* **Set exercise**
Count lines holding the string "وقال" in the data that follows. Reply with one number only.

======== Dataset ========

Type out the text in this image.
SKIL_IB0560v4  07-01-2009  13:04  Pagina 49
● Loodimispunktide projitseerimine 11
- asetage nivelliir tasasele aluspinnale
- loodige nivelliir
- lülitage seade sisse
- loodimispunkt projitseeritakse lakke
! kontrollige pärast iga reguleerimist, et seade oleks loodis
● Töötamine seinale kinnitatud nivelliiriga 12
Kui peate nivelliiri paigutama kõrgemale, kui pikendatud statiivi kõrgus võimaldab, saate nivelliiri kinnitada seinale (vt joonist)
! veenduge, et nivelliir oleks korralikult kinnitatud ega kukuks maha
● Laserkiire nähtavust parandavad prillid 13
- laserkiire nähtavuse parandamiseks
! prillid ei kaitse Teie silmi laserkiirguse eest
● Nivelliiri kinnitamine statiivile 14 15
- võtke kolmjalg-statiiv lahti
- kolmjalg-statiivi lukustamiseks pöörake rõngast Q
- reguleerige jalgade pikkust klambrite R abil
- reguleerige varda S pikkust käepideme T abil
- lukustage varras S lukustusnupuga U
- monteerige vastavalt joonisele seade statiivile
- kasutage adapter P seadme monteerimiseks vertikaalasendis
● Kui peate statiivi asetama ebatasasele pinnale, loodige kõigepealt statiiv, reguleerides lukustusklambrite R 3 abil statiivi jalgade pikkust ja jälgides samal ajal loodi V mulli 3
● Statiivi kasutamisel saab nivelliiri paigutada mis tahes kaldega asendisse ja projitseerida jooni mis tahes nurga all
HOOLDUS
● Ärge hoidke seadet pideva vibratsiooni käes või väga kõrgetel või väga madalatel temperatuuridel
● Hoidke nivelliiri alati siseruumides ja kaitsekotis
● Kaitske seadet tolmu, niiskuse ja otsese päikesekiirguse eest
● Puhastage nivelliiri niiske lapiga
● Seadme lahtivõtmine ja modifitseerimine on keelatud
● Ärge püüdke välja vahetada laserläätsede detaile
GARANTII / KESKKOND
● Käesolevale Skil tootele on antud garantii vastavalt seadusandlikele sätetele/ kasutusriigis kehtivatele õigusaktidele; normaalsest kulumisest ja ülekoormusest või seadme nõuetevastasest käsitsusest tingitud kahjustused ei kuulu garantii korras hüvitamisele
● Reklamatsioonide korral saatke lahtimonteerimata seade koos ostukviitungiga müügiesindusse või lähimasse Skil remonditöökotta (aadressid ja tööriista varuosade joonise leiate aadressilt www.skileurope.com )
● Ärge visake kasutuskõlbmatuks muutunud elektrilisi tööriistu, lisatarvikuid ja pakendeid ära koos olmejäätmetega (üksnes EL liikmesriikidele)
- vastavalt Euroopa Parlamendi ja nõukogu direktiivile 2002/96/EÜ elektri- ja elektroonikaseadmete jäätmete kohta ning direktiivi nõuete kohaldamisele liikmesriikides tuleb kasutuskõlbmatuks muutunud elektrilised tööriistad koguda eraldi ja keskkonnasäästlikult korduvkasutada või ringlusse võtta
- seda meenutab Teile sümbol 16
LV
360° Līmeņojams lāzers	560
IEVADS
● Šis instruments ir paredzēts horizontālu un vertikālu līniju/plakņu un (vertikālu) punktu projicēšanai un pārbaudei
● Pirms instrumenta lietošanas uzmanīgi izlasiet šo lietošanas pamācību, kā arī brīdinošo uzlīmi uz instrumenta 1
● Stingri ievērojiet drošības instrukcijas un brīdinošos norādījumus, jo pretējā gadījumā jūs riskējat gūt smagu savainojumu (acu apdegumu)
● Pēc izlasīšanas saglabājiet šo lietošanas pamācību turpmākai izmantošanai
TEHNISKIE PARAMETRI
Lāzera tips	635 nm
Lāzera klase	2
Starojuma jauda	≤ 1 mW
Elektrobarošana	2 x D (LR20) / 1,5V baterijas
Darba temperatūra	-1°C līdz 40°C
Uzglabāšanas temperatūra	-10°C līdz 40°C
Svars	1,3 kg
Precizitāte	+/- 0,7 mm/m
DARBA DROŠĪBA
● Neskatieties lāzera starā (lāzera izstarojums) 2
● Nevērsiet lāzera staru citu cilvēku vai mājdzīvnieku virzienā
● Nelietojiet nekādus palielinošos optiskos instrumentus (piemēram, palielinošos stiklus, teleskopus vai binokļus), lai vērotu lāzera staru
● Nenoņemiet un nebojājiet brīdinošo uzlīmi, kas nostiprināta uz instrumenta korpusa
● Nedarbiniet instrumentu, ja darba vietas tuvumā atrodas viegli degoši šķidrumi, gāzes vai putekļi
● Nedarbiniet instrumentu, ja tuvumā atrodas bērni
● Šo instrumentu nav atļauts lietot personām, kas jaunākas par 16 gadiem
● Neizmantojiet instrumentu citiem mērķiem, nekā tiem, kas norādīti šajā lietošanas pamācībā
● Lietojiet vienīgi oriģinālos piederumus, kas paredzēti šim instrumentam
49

========
======== Dataset ========

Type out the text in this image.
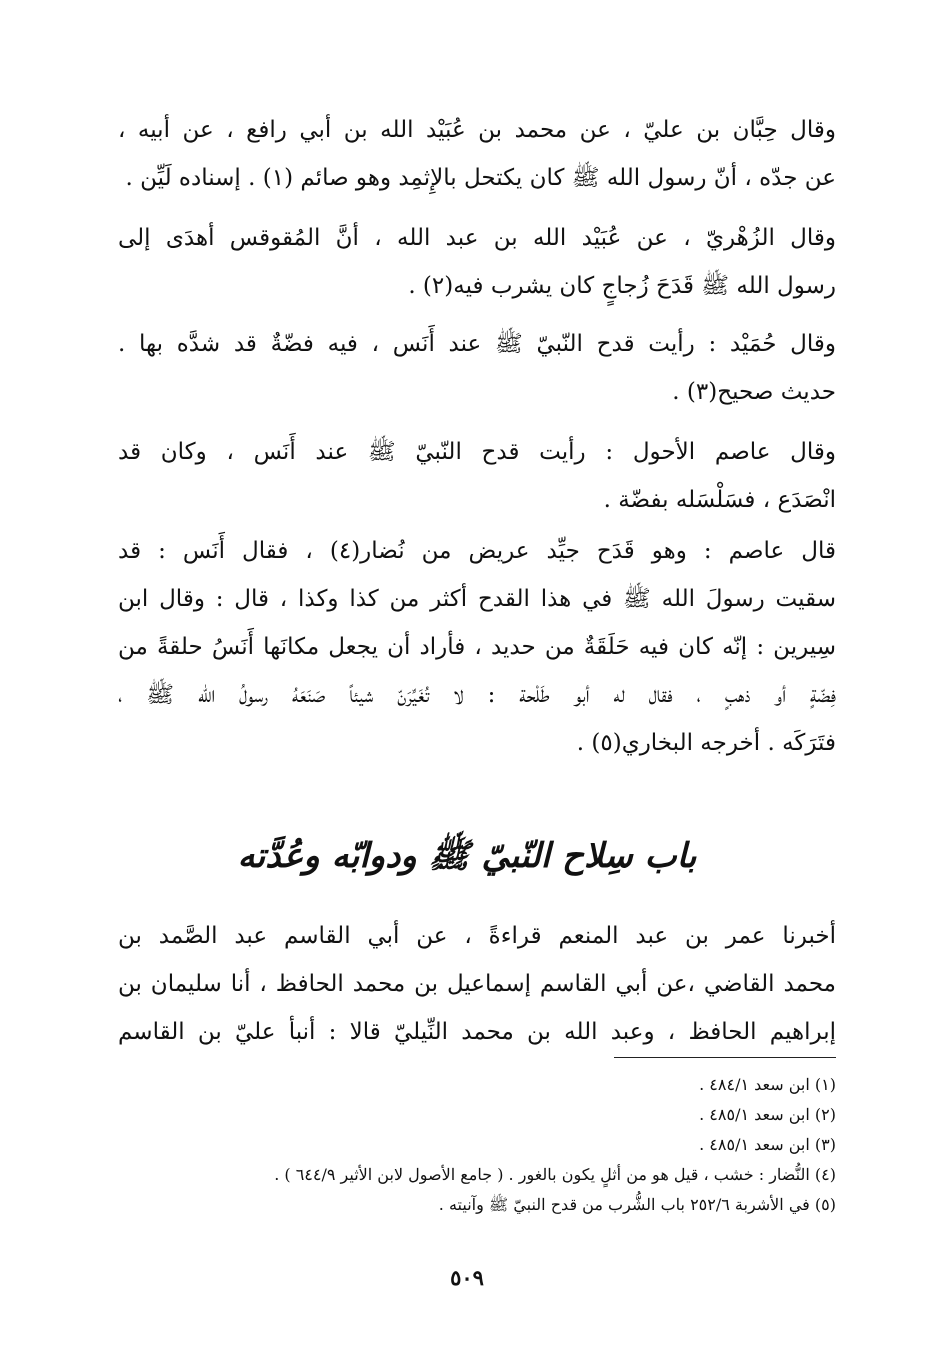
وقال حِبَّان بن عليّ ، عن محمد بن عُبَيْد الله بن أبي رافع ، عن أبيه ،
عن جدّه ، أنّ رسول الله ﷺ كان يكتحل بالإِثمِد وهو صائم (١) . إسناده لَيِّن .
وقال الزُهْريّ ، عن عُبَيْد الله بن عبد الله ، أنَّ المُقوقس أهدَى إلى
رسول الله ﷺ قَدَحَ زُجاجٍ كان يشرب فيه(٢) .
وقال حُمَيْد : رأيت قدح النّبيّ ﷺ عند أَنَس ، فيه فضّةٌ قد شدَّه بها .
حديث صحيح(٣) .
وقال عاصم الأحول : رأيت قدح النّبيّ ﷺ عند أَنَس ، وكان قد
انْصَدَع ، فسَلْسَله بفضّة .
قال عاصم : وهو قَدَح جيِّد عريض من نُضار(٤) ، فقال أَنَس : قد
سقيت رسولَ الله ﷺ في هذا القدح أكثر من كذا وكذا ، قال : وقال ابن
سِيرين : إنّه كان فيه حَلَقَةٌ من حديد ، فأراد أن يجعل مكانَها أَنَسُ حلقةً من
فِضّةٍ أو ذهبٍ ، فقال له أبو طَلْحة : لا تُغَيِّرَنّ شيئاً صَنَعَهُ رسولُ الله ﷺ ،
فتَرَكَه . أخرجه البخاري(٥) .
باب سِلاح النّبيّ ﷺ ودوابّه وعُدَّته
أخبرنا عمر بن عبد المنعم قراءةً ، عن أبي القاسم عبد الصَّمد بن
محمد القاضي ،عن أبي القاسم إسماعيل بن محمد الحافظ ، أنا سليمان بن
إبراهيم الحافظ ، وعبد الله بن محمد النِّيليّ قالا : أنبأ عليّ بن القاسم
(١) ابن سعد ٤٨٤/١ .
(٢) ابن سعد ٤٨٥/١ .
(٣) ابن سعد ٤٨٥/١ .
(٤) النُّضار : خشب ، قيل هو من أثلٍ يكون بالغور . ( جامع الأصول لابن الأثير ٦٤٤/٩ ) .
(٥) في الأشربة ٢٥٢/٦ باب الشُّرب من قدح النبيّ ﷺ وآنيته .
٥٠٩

========

* **The response**
5